▶ **SHORT EXERCISE**:
Write the entries out again exactly as they stand, but without the pictures.

▶ **RAW RECORDS**:
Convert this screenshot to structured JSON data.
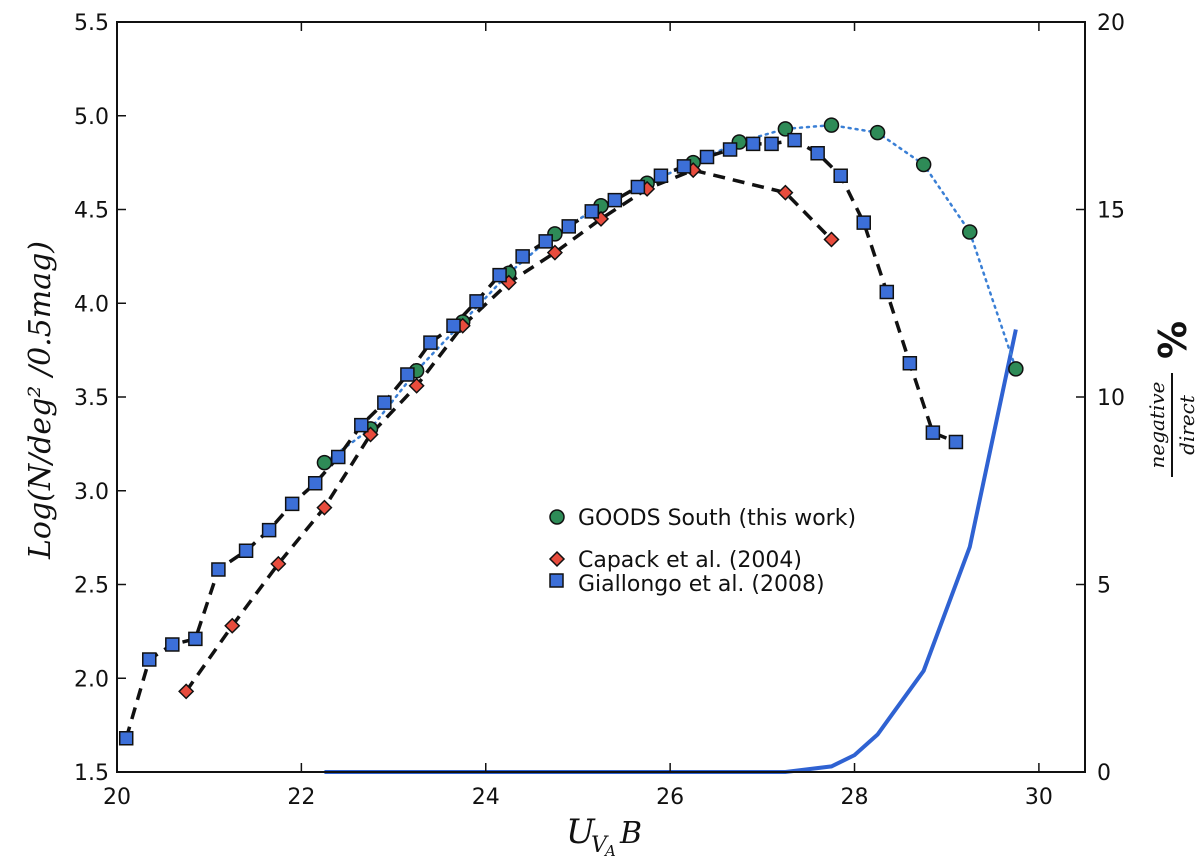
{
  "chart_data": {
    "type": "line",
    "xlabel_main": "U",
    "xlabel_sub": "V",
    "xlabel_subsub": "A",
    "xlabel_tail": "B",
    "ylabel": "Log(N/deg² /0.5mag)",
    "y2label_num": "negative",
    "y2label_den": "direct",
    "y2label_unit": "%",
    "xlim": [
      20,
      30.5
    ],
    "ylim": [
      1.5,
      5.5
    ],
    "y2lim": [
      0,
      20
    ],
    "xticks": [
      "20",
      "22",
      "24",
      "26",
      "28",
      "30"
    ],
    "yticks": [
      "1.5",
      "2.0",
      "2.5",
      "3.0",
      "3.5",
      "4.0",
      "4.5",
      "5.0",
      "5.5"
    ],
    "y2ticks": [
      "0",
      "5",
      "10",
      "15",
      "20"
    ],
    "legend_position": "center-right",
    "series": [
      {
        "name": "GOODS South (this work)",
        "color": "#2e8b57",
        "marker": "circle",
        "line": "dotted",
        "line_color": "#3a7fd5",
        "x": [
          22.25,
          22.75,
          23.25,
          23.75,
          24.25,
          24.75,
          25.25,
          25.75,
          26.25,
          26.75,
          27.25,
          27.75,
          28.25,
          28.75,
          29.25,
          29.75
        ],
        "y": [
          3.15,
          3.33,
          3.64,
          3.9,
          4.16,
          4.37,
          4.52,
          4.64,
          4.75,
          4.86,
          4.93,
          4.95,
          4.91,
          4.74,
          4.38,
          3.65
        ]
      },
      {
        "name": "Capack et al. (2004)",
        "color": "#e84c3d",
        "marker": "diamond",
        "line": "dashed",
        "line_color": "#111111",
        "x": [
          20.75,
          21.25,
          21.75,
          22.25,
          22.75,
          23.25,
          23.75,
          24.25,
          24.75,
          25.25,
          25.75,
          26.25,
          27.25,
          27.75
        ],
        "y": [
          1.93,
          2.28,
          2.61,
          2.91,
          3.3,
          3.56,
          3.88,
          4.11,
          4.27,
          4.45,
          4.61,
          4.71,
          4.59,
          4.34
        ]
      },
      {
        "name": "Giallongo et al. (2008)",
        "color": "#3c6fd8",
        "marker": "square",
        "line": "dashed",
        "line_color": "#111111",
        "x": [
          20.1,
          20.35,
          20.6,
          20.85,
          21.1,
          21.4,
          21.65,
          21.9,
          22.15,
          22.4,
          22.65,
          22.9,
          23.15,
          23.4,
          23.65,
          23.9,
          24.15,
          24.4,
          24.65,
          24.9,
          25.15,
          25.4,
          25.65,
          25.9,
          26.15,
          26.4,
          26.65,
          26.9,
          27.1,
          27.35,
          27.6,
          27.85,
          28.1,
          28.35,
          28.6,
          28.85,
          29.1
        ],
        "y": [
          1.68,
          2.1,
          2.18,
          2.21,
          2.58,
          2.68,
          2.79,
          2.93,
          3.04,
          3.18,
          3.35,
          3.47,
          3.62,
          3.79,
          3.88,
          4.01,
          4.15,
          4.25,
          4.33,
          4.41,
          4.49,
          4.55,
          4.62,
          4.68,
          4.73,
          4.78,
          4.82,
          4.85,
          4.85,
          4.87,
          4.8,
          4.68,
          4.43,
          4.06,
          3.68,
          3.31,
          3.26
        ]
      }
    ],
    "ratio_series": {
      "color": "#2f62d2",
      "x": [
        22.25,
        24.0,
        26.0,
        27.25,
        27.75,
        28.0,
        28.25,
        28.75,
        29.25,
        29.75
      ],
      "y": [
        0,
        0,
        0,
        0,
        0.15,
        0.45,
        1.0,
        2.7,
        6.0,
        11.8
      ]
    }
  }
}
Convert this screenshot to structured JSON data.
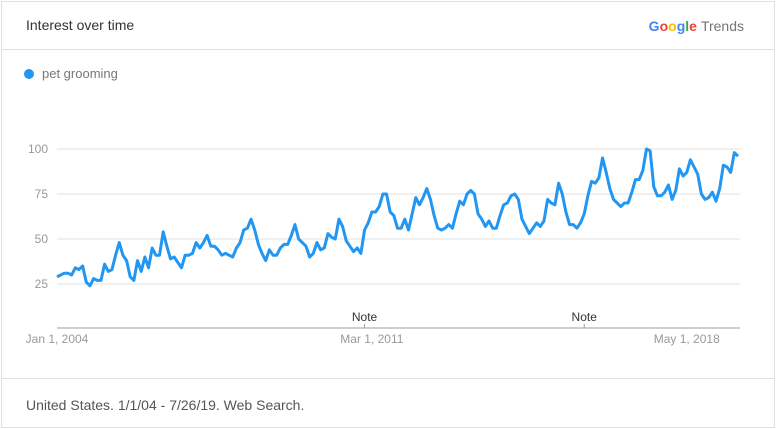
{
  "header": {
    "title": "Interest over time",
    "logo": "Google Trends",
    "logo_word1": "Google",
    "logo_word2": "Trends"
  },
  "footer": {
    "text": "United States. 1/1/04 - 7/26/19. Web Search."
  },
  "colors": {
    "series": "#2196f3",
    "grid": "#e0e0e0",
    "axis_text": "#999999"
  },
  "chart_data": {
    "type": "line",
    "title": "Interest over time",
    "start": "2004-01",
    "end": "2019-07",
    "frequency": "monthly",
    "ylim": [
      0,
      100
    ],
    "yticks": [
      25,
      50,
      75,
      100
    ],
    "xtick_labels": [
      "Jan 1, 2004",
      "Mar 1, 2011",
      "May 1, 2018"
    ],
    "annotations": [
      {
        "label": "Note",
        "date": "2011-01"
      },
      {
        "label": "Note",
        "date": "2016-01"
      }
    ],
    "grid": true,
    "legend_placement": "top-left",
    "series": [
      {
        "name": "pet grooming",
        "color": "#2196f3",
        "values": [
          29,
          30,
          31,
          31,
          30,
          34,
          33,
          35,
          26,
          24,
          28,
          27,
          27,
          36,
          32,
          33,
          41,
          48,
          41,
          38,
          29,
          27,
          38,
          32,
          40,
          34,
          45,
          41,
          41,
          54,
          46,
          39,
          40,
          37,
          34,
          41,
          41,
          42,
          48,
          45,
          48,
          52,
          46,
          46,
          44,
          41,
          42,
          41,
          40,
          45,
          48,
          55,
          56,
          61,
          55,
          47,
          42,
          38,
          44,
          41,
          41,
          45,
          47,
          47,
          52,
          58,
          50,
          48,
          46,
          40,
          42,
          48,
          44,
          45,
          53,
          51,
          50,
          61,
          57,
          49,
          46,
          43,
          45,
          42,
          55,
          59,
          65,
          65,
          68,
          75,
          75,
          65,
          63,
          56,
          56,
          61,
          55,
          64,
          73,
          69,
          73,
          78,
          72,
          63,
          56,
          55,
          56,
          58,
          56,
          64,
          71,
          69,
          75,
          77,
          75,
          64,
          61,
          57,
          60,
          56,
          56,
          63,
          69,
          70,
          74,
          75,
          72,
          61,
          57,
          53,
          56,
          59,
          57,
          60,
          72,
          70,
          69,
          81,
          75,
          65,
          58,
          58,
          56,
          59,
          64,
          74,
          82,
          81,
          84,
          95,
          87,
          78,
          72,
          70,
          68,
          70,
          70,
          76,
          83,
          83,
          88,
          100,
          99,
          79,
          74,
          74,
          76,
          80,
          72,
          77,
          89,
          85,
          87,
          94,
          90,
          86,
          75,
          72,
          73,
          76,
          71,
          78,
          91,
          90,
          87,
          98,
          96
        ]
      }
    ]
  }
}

▶ **COMPLETED EXERCISE**:
Convert this screenshot to structured JSON data.
{
  "chart_data": {
    "type": "line",
    "xlabel_main": "U",
    "xlabel_sub": "V",
    "xlabel_subsub": "A",
    "xlabel_tail": "B",
    "ylabel": "Log(N/deg² /0.5mag)",
    "y2label_num": "negative",
    "y2label_den": "direct",
    "y2label_unit": "%",
    "xlim": [
      20,
      30.5
    ],
    "ylim": [
      1.5,
      5.5
    ],
    "y2lim": [
      0,
      20
    ],
    "xticks": [
      "20",
      "22",
      "24",
      "26",
      "28",
      "30"
    ],
    "yticks": [
      "1.5",
      "2.0",
      "2.5",
      "3.0",
      "3.5",
      "4.0",
      "4.5",
      "5.0",
      "5.5"
    ],
    "y2ticks": [
      "0",
      "5",
      "10",
      "15",
      "20"
    ],
    "legend_position": "center-right",
    "series": [
      {
        "name": "GOODS South (this work)",
        "color": "#2e8b57",
        "marker": "circle",
        "line": "dotted",
        "line_color": "#3a7fd5",
        "x": [
          22.25,
          22.75,
          23.25,
          23.75,
          24.25,
          24.75,
          25.25,
          25.75,
          26.25,
          26.75,
          27.25,
          27.75,
          28.25,
          28.75,
          29.25,
          29.75
        ],
        "y": [
          3.15,
          3.33,
          3.64,
          3.9,
          4.16,
          4.37,
          4.52,
          4.64,
          4.75,
          4.86,
          4.93,
          4.95,
          4.91,
          4.74,
          4.38,
          3.65
        ]
      },
      {
        "name": "Capack et al. (2004)",
        "color": "#e84c3d",
        "marker": "diamond",
        "line": "dashed",
        "line_color": "#111111",
        "x": [
          20.75,
          21.25,
          21.75,
          22.25,
          22.75,
          23.25,
          23.75,
          24.25,
          24.75,
          25.25,
          25.75,
          26.25,
          27.25,
          27.75
        ],
        "y": [
          1.93,
          2.28,
          2.61,
          2.91,
          3.3,
          3.56,
          3.88,
          4.11,
          4.27,
          4.45,
          4.61,
          4.71,
          4.59,
          4.34
        ]
      },
      {
        "name": "Giallongo et al. (2008)",
        "color": "#3c6fd8",
        "marker": "square",
        "line": "dashed",
        "line_color": "#111111",
        "x": [
          20.1,
          20.35,
          20.6,
          20.85,
          21.1,
          21.4,
          21.65,
          21.9,
          22.15,
          22.4,
          22.65,
          22.9,
          23.15,
          23.4,
          23.65,
          23.9,
          24.15,
          24.4,
          24.65,
          24.9,
          25.15,
          25.4,
          25.65,
          25.9,
          26.15,
          26.4,
          26.65,
          26.9,
          27.1,
          27.35,
          27.6,
          27.85,
          28.1,
          28.35,
          28.6,
          28.85,
          29.1
        ],
        "y": [
          1.68,
          2.1,
          2.18,
          2.21,
          2.58,
          2.68,
          2.79,
          2.93,
          3.04,
          3.18,
          3.35,
          3.47,
          3.62,
          3.79,
          3.88,
          4.01,
          4.15,
          4.25,
          4.33,
          4.41,
          4.49,
          4.55,
          4.62,
          4.68,
          4.73,
          4.78,
          4.82,
          4.85,
          4.85,
          4.87,
          4.8,
          4.68,
          4.43,
          4.06,
          3.68,
          3.31,
          3.26
        ]
      }
    ],
    "ratio_series": {
      "color": "#2f62d2",
      "x": [
        22.25,
        24.0,
        26.0,
        27.25,
        27.75,
        28.0,
        28.25,
        28.75,
        29.25,
        29.75
      ],
      "y": [
        0,
        0,
        0,
        0,
        0.15,
        0.45,
        1.0,
        2.7,
        6.0,
        11.8
      ]
    }
  }
}
Convert this screenshot to structured JSON data.
{
  "header": {
    "title": "Interest over time",
    "logo": "Google Trends",
    "logo_word1": "Google",
    "logo_word2": "Trends"
  },
  "footer": {
    "text": "United States. 1/1/04 - 7/26/19. Web Search."
  },
  "colors": {
    "series": "#2196f3",
    "grid": "#e0e0e0",
    "axis_text": "#999999"
  },
  "chart_data": {
    "type": "line",
    "title": "Interest over time",
    "start": "2004-01",
    "end": "2019-07",
    "frequency": "monthly",
    "ylim": [
      0,
      100
    ],
    "yticks": [
      25,
      50,
      75,
      100
    ],
    "xtick_labels": [
      "Jan 1, 2004",
      "Mar 1, 2011",
      "May 1, 2018"
    ],
    "annotations": [
      {
        "label": "Note",
        "date": "2011-01"
      },
      {
        "label": "Note",
        "date": "2016-01"
      }
    ],
    "grid": true,
    "legend_placement": "top-left",
    "series": [
      {
        "name": "pet grooming",
        "color": "#2196f3",
        "values": [
          29,
          30,
          31,
          31,
          30,
          34,
          33,
          35,
          26,
          24,
          28,
          27,
          27,
          36,
          32,
          33,
          41,
          48,
          41,
          38,
          29,
          27,
          38,
          32,
          40,
          34,
          45,
          41,
          41,
          54,
          46,
          39,
          40,
          37,
          34,
          41,
          41,
          42,
          48,
          45,
          48,
          52,
          46,
          46,
          44,
          41,
          42,
          41,
          40,
          45,
          48,
          55,
          56,
          61,
          55,
          47,
          42,
          38,
          44,
          41,
          41,
          45,
          47,
          47,
          52,
          58,
          50,
          48,
          46,
          40,
          42,
          48,
          44,
          45,
          53,
          51,
          50,
          61,
          57,
          49,
          46,
          43,
          45,
          42,
          55,
          59,
          65,
          65,
          68,
          75,
          75,
          65,
          63,
          56,
          56,
          61,
          55,
          64,
          73,
          69,
          73,
          78,
          72,
          63,
          56,
          55,
          56,
          58,
          56,
          64,
          71,
          69,
          75,
          77,
          75,
          64,
          61,
          57,
          60,
          56,
          56,
          63,
          69,
          70,
          74,
          75,
          72,
          61,
          57,
          53,
          56,
          59,
          57,
          60,
          72,
          70,
          69,
          81,
          75,
          65,
          58,
          58,
          56,
          59,
          64,
          74,
          82,
          81,
          84,
          95,
          87,
          78,
          72,
          70,
          68,
          70,
          70,
          76,
          83,
          83,
          88,
          100,
          99,
          79,
          74,
          74,
          76,
          80,
          72,
          77,
          89,
          85,
          87,
          94,
          90,
          86,
          75,
          72,
          73,
          76,
          71,
          78,
          91,
          90,
          87,
          98,
          96
        ]
      }
    ]
  }
}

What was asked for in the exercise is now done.